##### Supplied material #####

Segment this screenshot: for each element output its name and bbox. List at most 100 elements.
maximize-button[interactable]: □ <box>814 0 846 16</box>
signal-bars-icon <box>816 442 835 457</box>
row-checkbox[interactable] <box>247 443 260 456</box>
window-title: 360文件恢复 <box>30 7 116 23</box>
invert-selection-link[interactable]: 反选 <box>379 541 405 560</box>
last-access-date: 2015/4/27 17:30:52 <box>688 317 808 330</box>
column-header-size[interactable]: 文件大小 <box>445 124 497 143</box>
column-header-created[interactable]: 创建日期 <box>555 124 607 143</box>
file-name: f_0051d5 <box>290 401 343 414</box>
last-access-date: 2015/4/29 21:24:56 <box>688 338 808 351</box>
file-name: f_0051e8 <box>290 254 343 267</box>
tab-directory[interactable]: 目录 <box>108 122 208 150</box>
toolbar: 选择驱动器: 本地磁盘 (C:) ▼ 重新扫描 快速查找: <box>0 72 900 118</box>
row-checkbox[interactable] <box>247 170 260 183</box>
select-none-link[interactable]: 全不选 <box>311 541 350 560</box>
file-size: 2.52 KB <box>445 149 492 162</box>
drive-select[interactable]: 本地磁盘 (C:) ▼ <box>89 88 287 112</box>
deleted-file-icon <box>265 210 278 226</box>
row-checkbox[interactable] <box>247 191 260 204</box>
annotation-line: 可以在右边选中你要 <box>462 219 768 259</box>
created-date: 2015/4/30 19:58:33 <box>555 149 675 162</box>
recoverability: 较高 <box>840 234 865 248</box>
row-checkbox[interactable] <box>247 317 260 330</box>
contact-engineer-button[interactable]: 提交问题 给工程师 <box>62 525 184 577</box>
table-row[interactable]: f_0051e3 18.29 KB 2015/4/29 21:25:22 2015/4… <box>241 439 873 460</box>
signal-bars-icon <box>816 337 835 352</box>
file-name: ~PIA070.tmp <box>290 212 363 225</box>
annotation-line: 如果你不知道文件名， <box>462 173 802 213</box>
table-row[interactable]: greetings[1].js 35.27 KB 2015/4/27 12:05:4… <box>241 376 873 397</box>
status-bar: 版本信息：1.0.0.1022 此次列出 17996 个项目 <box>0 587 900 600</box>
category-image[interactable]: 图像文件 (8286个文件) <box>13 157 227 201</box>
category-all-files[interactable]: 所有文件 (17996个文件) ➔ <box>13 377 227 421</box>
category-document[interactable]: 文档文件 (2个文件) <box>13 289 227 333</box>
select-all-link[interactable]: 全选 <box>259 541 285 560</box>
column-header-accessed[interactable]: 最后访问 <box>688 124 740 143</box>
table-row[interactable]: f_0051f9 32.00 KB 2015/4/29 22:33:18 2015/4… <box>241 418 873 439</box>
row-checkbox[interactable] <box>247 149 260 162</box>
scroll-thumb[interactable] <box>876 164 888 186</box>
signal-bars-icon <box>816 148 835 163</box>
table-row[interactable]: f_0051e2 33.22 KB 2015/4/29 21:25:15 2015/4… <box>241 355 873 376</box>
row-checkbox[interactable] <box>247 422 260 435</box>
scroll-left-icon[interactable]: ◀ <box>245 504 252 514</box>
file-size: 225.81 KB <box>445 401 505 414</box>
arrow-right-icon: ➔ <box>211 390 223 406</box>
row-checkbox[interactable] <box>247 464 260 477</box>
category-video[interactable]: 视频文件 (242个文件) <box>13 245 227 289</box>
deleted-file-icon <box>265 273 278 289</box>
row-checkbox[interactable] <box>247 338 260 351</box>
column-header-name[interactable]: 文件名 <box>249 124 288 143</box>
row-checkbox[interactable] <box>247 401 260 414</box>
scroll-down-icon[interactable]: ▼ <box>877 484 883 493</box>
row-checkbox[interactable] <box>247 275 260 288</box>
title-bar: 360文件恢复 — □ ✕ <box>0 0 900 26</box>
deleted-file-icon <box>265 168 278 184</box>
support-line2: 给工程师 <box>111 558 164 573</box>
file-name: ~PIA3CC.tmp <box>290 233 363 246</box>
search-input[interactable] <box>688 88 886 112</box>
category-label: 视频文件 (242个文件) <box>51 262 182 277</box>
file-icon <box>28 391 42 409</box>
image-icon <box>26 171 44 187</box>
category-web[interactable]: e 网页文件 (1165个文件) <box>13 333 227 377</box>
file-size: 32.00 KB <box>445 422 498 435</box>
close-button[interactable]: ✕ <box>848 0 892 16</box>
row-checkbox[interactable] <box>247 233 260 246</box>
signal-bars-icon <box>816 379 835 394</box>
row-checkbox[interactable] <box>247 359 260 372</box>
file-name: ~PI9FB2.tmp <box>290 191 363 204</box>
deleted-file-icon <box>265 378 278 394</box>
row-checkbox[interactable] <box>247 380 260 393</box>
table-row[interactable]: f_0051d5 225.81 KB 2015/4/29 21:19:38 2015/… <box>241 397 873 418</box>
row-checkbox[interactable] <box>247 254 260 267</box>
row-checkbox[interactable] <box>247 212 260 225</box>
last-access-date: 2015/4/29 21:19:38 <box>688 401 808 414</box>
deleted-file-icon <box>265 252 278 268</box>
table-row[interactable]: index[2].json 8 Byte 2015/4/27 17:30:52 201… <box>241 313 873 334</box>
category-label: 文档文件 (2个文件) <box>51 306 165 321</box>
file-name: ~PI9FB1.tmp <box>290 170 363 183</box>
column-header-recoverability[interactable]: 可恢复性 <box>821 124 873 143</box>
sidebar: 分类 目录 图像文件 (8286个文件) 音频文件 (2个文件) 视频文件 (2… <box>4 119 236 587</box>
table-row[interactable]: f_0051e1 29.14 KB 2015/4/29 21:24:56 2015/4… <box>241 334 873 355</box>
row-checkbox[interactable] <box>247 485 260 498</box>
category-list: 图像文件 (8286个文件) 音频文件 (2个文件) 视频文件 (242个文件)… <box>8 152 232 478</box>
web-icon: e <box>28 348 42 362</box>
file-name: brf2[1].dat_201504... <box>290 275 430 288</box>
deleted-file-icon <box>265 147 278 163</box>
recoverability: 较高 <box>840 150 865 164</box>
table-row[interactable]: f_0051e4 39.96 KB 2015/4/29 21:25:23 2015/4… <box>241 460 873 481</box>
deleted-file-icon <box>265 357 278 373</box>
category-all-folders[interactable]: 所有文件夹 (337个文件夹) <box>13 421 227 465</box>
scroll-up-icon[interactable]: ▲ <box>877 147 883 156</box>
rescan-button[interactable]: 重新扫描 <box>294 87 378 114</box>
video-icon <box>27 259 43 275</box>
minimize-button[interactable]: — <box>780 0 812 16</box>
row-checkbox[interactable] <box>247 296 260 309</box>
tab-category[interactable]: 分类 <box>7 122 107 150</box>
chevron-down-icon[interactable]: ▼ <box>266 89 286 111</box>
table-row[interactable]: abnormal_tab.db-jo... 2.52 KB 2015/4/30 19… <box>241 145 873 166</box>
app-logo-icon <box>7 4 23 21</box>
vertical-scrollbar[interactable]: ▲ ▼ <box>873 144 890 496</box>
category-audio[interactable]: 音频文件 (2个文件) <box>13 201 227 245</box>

#####

▶ _Exercise objective_
Print the lines verbatim, starting at the first one and ending at the line that contains "invert-selection-link[interactable]: 反选 <box>379", with both of those included.

▶ _Task output_
Segment this screenshot: for each element output its name and bbox. List at most 100 elements.
maximize-button[interactable]: □ <box>814 0 846 16</box>
signal-bars-icon <box>816 442 835 457</box>
row-checkbox[interactable] <box>247 443 260 456</box>
window-title: 360文件恢复 <box>30 7 116 23</box>
invert-selection-link[interactable]: 反选 <box>379 541 405 560</box>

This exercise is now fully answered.